Exercise
Copy each line that holds "Biologie".
- - -
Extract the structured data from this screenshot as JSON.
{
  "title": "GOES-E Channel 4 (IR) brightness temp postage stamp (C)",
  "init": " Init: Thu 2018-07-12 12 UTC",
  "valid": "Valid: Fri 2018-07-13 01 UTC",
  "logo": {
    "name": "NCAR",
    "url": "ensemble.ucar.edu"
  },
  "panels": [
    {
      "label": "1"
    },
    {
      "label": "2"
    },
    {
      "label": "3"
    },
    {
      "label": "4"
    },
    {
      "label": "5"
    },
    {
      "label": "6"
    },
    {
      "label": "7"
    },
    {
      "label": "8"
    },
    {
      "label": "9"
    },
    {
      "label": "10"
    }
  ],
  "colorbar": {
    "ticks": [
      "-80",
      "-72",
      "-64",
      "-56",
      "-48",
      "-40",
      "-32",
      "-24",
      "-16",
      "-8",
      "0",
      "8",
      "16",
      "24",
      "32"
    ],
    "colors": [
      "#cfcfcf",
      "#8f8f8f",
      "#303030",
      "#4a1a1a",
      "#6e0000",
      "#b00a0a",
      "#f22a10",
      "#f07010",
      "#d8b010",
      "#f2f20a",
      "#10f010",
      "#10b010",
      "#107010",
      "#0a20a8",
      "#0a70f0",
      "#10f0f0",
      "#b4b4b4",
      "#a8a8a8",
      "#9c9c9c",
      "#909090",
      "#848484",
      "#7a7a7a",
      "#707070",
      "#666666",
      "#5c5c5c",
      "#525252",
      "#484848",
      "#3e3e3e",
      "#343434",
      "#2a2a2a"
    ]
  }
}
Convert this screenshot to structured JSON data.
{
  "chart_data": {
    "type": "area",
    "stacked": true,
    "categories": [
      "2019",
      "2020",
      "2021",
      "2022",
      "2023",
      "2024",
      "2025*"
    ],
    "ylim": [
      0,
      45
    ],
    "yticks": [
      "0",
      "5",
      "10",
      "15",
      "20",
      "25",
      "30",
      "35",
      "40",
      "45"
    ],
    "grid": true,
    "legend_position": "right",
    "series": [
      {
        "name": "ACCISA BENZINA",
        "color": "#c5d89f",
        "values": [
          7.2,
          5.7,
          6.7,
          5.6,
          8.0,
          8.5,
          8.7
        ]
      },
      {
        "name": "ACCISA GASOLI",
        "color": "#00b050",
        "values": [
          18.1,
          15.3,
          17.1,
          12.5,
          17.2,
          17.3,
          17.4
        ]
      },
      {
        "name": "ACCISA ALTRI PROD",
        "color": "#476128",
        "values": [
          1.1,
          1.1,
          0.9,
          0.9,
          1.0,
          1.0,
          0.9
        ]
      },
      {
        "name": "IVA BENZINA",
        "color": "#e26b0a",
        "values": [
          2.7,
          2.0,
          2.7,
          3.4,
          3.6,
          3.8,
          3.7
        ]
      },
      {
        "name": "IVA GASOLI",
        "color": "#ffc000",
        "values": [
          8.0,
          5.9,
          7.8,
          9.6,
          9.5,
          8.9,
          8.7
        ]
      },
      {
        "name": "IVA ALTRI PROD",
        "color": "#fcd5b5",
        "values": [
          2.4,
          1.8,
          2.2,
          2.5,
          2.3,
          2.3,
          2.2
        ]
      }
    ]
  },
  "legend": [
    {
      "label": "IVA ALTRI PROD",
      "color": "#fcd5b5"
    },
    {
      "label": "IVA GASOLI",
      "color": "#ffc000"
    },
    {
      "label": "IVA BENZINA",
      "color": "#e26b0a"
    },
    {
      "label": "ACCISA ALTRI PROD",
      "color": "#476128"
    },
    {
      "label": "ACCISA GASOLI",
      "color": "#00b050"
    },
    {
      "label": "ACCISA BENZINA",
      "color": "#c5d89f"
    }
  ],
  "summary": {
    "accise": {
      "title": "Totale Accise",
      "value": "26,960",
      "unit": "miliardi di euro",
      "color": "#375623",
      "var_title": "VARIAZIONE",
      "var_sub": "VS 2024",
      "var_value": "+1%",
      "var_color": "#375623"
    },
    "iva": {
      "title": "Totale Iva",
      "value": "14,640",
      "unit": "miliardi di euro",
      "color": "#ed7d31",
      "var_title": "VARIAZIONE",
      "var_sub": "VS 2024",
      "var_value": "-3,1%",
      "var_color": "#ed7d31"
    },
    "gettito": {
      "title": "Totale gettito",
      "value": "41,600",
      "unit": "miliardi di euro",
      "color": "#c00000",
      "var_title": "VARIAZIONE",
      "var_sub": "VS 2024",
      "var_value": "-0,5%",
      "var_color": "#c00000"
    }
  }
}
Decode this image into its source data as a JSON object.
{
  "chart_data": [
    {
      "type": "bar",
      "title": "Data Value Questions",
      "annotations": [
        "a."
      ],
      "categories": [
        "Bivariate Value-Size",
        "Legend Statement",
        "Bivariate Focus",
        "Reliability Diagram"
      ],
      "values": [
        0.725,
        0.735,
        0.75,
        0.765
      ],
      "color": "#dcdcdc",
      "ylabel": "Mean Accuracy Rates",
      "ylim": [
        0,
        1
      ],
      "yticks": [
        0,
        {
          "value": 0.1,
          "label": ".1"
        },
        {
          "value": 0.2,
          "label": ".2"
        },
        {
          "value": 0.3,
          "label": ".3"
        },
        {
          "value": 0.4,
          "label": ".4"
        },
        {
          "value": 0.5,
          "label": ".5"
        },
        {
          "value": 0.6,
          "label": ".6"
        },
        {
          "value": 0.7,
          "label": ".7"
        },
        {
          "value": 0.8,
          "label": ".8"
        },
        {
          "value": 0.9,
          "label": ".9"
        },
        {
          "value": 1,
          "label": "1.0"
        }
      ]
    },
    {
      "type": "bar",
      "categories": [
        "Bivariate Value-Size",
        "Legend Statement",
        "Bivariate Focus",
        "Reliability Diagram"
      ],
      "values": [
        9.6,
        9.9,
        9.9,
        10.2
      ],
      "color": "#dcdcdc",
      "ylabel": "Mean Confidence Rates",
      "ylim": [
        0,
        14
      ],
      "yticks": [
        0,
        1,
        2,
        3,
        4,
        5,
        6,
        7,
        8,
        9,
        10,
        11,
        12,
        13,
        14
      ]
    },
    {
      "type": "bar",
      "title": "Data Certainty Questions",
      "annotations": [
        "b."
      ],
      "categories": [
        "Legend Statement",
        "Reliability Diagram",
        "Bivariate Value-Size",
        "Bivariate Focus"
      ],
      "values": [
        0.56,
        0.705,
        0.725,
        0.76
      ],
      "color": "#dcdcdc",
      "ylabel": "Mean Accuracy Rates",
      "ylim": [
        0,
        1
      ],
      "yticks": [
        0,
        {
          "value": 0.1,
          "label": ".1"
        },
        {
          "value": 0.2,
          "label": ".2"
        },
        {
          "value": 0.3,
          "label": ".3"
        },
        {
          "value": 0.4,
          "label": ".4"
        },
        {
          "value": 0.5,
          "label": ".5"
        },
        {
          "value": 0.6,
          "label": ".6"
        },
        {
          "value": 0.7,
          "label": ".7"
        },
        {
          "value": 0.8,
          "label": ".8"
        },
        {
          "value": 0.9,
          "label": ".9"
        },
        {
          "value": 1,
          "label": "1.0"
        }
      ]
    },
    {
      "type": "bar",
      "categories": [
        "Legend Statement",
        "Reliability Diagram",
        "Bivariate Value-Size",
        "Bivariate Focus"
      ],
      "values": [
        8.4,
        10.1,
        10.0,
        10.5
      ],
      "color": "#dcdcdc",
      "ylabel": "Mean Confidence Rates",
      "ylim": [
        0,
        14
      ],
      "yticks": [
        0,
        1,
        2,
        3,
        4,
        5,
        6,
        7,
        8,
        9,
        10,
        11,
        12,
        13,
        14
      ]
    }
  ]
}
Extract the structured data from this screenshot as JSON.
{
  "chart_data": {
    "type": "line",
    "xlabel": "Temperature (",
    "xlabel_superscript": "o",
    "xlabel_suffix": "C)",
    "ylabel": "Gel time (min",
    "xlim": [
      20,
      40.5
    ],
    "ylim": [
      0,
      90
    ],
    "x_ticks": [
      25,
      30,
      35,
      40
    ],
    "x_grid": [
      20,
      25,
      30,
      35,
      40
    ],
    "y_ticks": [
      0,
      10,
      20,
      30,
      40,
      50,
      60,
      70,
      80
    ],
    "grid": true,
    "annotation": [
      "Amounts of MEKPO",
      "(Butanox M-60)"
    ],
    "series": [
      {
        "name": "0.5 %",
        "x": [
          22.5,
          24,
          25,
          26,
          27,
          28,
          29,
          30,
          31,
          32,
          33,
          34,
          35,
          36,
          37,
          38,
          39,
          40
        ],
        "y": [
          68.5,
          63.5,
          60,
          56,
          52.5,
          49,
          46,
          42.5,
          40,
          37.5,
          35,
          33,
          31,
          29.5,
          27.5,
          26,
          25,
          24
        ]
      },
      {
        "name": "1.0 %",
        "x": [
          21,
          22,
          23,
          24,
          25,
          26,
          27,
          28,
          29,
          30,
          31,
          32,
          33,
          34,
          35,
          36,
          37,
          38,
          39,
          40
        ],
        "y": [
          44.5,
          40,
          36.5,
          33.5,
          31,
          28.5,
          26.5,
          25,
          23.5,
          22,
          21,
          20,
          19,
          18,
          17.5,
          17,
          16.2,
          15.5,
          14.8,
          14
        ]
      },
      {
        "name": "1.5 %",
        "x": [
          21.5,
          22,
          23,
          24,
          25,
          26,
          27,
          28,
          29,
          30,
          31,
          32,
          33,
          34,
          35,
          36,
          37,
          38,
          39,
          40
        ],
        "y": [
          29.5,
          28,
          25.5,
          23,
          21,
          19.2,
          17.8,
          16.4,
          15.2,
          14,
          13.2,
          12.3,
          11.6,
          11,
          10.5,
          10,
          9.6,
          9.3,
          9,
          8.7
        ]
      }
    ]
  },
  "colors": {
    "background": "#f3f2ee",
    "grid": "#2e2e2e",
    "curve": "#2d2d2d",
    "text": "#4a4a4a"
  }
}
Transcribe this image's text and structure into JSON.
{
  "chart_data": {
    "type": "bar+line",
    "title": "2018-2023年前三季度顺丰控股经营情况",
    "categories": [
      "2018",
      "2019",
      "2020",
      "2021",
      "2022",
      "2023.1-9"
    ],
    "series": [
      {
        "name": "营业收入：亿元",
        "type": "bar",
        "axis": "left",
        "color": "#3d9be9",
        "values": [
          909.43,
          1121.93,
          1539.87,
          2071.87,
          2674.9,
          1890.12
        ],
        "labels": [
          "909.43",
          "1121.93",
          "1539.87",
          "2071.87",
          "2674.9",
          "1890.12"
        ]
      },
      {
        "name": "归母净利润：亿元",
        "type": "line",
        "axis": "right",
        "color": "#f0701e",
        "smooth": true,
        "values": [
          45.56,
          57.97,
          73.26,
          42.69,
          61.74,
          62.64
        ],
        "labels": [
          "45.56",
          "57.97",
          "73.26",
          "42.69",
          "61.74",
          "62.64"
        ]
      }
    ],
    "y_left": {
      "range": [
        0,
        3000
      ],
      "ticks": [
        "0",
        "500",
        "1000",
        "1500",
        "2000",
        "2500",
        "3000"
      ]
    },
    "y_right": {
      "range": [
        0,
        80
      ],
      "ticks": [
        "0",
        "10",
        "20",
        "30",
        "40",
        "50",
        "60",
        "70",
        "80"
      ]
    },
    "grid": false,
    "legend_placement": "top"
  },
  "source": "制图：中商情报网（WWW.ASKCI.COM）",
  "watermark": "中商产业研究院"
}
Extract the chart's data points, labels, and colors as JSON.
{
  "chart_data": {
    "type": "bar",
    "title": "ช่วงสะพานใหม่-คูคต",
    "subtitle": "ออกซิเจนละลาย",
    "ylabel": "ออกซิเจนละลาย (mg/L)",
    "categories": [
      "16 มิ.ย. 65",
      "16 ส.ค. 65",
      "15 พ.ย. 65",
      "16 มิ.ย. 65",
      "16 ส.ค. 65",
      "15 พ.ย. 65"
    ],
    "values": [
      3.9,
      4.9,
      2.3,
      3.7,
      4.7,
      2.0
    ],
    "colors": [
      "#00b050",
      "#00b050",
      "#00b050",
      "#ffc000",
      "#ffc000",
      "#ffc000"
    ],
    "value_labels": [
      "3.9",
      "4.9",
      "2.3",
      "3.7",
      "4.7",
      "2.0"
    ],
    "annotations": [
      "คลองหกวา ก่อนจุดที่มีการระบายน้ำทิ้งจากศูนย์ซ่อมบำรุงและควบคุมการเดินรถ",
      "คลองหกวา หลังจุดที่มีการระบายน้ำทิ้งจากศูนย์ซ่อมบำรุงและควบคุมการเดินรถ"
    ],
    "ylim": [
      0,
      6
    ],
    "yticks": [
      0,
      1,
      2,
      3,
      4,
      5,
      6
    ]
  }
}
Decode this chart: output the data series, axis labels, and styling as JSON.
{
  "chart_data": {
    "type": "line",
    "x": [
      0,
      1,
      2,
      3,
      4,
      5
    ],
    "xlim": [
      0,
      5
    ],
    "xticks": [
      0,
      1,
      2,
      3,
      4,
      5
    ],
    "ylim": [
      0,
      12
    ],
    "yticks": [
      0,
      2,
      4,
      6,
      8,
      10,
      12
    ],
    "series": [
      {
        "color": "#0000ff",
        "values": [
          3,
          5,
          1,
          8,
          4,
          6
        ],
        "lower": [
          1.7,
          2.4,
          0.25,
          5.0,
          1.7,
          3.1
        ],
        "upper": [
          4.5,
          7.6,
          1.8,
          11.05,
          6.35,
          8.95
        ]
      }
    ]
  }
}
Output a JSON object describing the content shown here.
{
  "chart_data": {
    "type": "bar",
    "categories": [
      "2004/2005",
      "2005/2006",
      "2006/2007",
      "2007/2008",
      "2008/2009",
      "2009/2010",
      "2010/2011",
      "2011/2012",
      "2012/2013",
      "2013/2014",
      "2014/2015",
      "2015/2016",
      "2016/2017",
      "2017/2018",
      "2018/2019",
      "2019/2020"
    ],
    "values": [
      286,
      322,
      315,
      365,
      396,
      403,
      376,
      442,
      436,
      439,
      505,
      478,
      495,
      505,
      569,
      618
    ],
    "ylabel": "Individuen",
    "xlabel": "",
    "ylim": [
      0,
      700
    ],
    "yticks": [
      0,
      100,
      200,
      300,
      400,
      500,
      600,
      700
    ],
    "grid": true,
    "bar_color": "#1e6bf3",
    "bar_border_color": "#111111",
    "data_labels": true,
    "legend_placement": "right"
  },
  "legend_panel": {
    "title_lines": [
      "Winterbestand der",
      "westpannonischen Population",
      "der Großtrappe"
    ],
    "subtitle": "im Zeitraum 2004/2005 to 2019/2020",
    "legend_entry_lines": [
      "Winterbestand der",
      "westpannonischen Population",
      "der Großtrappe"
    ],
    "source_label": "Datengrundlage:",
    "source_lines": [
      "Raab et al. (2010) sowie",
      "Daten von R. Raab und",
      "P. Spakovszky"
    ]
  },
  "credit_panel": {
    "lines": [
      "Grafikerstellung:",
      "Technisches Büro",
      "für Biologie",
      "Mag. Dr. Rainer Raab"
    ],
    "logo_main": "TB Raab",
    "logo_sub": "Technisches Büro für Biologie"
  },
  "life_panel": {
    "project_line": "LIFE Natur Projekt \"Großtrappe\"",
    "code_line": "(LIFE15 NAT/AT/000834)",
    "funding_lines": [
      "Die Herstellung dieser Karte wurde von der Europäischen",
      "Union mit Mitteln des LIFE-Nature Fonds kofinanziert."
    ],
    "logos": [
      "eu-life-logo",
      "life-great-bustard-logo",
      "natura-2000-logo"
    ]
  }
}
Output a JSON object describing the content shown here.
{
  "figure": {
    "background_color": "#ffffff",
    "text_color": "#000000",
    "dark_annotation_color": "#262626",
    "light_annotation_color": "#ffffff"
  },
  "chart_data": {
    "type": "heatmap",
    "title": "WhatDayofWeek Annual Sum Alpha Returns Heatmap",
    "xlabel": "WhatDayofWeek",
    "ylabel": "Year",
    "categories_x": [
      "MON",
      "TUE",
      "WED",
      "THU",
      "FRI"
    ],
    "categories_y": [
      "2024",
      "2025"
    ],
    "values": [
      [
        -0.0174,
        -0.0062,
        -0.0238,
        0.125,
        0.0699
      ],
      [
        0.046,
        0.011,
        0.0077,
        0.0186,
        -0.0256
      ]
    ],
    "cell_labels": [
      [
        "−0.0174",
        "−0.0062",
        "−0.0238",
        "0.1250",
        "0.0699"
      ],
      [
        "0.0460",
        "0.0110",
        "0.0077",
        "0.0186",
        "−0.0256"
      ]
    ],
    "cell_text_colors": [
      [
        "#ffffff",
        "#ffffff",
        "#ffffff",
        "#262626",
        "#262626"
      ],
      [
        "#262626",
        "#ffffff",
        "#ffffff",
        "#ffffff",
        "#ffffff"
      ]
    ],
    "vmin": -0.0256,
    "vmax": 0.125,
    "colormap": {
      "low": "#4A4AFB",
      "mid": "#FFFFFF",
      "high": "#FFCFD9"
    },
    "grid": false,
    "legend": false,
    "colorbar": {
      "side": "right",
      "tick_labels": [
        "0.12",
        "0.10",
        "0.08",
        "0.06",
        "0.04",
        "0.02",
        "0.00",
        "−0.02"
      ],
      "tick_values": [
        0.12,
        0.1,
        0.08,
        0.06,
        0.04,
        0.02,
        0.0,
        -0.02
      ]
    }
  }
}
- - -
Exercise solution
      "für Biologie",
    "logo_sub": "Technisches Büro für Biologie"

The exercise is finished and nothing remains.